• _Provided records_:
———

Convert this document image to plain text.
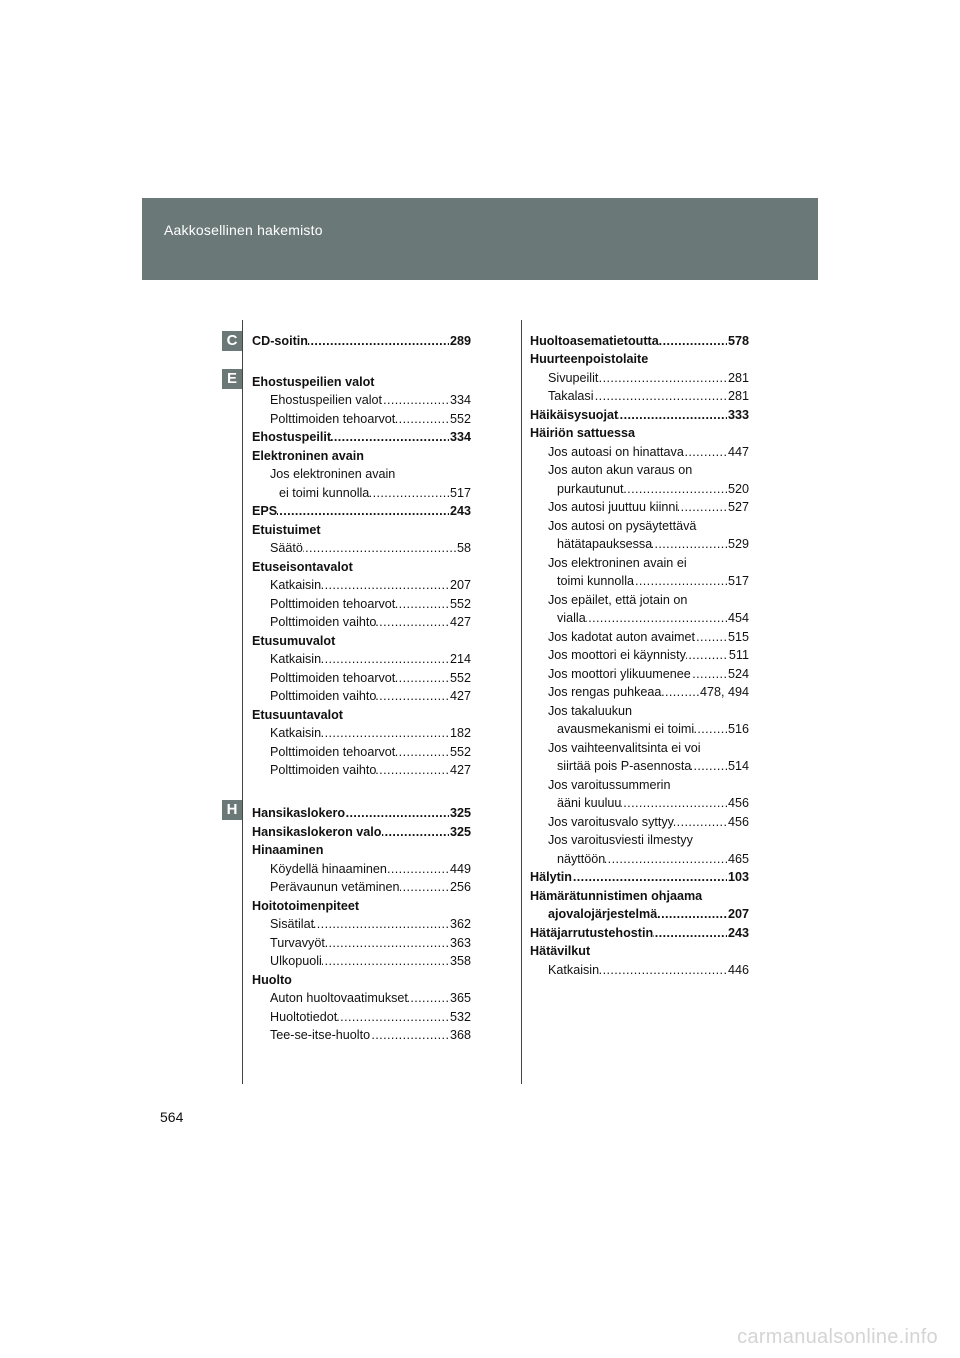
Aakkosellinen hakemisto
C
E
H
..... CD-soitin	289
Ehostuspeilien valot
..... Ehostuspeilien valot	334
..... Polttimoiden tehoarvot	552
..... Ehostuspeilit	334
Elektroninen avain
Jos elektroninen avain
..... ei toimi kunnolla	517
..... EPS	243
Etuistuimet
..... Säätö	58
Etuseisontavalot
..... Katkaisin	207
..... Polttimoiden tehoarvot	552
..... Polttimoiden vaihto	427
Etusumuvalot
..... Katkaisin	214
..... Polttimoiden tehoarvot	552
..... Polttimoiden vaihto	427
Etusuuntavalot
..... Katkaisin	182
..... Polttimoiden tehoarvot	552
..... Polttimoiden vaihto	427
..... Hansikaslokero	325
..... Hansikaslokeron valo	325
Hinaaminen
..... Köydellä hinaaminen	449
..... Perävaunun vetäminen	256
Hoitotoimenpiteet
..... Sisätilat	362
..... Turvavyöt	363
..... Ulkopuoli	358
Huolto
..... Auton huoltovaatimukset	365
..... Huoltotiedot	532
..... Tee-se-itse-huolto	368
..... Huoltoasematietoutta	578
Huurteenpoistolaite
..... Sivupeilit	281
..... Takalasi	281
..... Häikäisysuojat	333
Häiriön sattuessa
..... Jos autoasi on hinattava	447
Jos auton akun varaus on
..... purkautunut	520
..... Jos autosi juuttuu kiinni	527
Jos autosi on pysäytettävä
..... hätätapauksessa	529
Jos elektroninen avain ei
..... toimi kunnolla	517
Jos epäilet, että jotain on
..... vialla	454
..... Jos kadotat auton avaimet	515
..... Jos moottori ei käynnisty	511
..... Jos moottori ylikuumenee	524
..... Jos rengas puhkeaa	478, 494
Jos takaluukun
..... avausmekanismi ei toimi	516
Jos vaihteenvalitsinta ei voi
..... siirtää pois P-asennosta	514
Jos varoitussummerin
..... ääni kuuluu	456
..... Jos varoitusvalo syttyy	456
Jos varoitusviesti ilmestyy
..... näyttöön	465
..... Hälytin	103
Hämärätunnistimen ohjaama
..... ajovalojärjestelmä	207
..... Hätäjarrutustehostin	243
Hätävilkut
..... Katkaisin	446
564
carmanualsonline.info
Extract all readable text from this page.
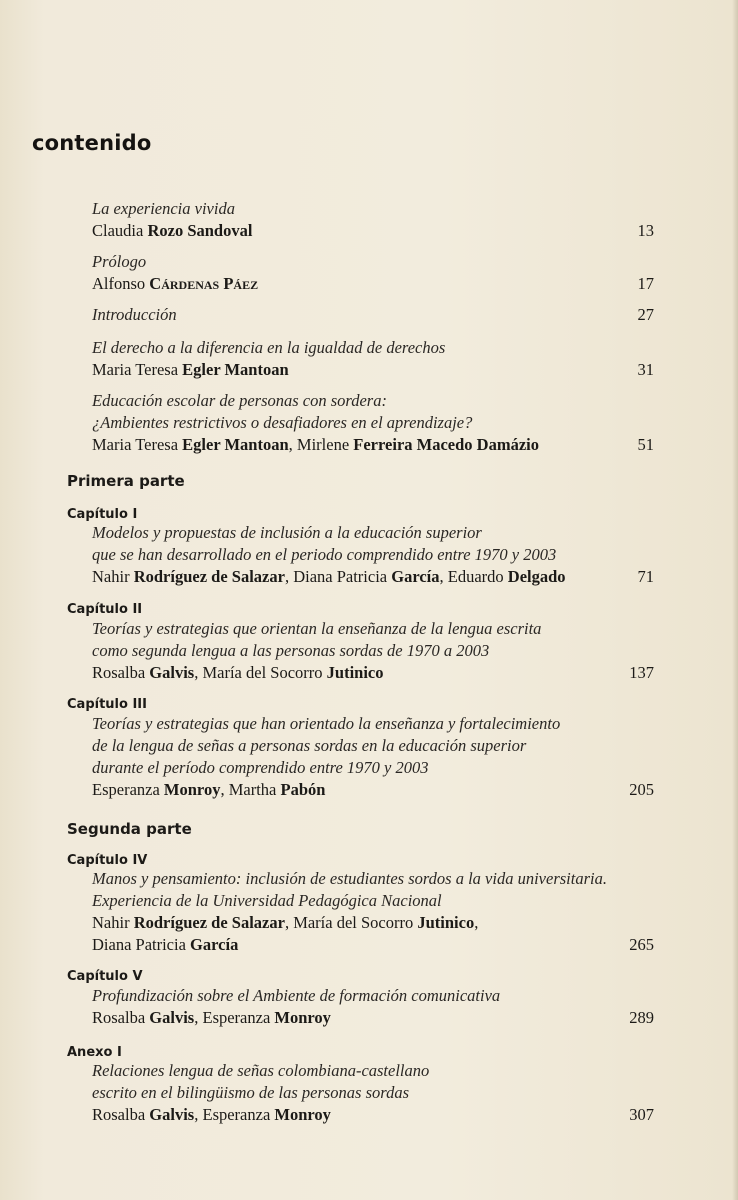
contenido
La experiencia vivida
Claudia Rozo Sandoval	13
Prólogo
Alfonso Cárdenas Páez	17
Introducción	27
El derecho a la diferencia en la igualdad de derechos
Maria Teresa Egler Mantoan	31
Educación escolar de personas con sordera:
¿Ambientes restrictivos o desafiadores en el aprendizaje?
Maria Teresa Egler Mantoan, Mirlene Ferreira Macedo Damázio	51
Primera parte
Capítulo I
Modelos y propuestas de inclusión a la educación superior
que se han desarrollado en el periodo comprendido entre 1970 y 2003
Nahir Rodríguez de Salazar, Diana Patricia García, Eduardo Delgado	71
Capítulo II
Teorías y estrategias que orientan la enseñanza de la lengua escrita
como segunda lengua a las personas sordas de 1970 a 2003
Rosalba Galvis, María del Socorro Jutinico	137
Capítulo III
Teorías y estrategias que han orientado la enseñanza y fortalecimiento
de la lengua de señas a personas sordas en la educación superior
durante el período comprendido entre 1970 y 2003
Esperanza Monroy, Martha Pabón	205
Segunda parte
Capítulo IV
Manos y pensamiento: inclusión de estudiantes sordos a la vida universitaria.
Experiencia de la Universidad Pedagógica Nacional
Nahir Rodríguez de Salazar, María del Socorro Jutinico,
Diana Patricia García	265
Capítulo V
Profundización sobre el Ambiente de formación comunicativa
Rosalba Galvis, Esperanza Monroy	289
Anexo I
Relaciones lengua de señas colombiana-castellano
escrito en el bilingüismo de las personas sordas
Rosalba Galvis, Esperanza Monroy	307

———

• _Objective_: All of the data needs repeating exactly, but the pictures do not.

• _Written response_:
Convert this document image to plain text.
Aakkosellinen hakemisto
C
E
H
..... CD-soitin	289
Ehostuspeilien valot
..... Ehostuspeilien valot	334
..... Polttimoiden tehoarvot	552
..... Ehostuspeilit	334
Elektroninen avain
Jos elektroninen avain
..... ei toimi kunnolla	517
..... EPS	243
Etuistuimet
..... Säätö	58
Etuseisontavalot
..... Katkaisin	207
..... Polttimoiden tehoarvot	552
..... Polttimoiden vaihto	427
Etusumuvalot
..... Katkaisin	214
..... Polttimoiden tehoarvot	552
..... Polttimoiden vaihto	427
Etusuuntavalot
..... Katkaisin	182
..... Polttimoiden tehoarvot	552
..... Polttimoiden vaihto	427
..... Hansikaslokero	325
..... Hansikaslokeron valo	325
Hinaaminen
..... Köydellä hinaaminen	449
..... Perävaunun vetäminen	256
Hoitotoimenpiteet
..... Sisätilat	362
..... Turvavyöt	363
..... Ulkopuoli	358
Huolto
..... Auton huoltovaatimukset	365
..... Huoltotiedot	532
..... Tee-se-itse-huolto	368
..... Huoltoasematietoutta	578
Huurteenpoistolaite
..... Sivupeilit	281
..... Takalasi	281
..... Häikäisysuojat	333
Häiriön sattuessa
..... Jos autoasi on hinattava	447
Jos auton akun varaus on
..... purkautunut	520
..... Jos autosi juuttuu kiinni	527
Jos autosi on pysäytettävä
..... hätätapauksessa	529
Jos elektroninen avain ei
..... toimi kunnolla	517
Jos epäilet, että jotain on
..... vialla	454
..... Jos kadotat auton avaimet	515
..... Jos moottori ei käynnisty	511
..... Jos moottori ylikuumenee	524
..... Jos rengas puhkeaa	478, 494
Jos takaluukun
..... avausmekanismi ei toimi	516
Jos vaihteenvalitsinta ei voi
..... siirtää pois P-asennosta	514
Jos varoitussummerin
..... ääni kuuluu	456
..... Jos varoitusvalo syttyy	456
Jos varoitusviesti ilmestyy
..... näyttöön	465
..... Hälytin	103
Hämärätunnistimen ohjaama
..... ajovalojärjestelmä	207
..... Hätäjarrutustehostin	243
Hätävilkut
..... Katkaisin	446
564
carmanualsonline.info
Extract all readable text from this page.
contenido
La experiencia vivida
Claudia Rozo Sandoval	13
Prólogo
Alfonso Cárdenas Páez	17
Introducción	27
El derecho a la diferencia en la igualdad de derechos
Maria Teresa Egler Mantoan	31
Educación escolar de personas con sordera:
¿Ambientes restrictivos o desafiadores en el aprendizaje?
Maria Teresa Egler Mantoan, Mirlene Ferreira Macedo Damázio	51
Primera parte
Capítulo I
Modelos y propuestas de inclusión a la educación superior
que se han desarrollado en el periodo comprendido entre 1970 y 2003
Nahir Rodríguez de Salazar, Diana Patricia García, Eduardo Delgado	71
Capítulo II
Teorías y estrategias que orientan la enseñanza de la lengua escrita
como segunda lengua a las personas sordas de 1970 a 2003
Rosalba Galvis, María del Socorro Jutinico	137
Capítulo III
Teorías y estrategias que han orientado la enseñanza y fortalecimiento
de la lengua de señas a personas sordas en la educación superior
durante el período comprendido entre 1970 y 2003
Esperanza Monroy, Martha Pabón	205
Segunda parte
Capítulo IV
Manos y pensamiento: inclusión de estudiantes sordos a la vida universitaria.
Experiencia de la Universidad Pedagógica Nacional
Nahir Rodríguez de Salazar, María del Socorro Jutinico,
Diana Patricia García	265
Capítulo V
Profundización sobre el Ambiente de formación comunicativa
Rosalba Galvis, Esperanza Monroy	289
Anexo I
Relaciones lengua de señas colombiana-castellano
escrito en el bilingüismo de las personas sordas
Rosalba Galvis, Esperanza Monroy	307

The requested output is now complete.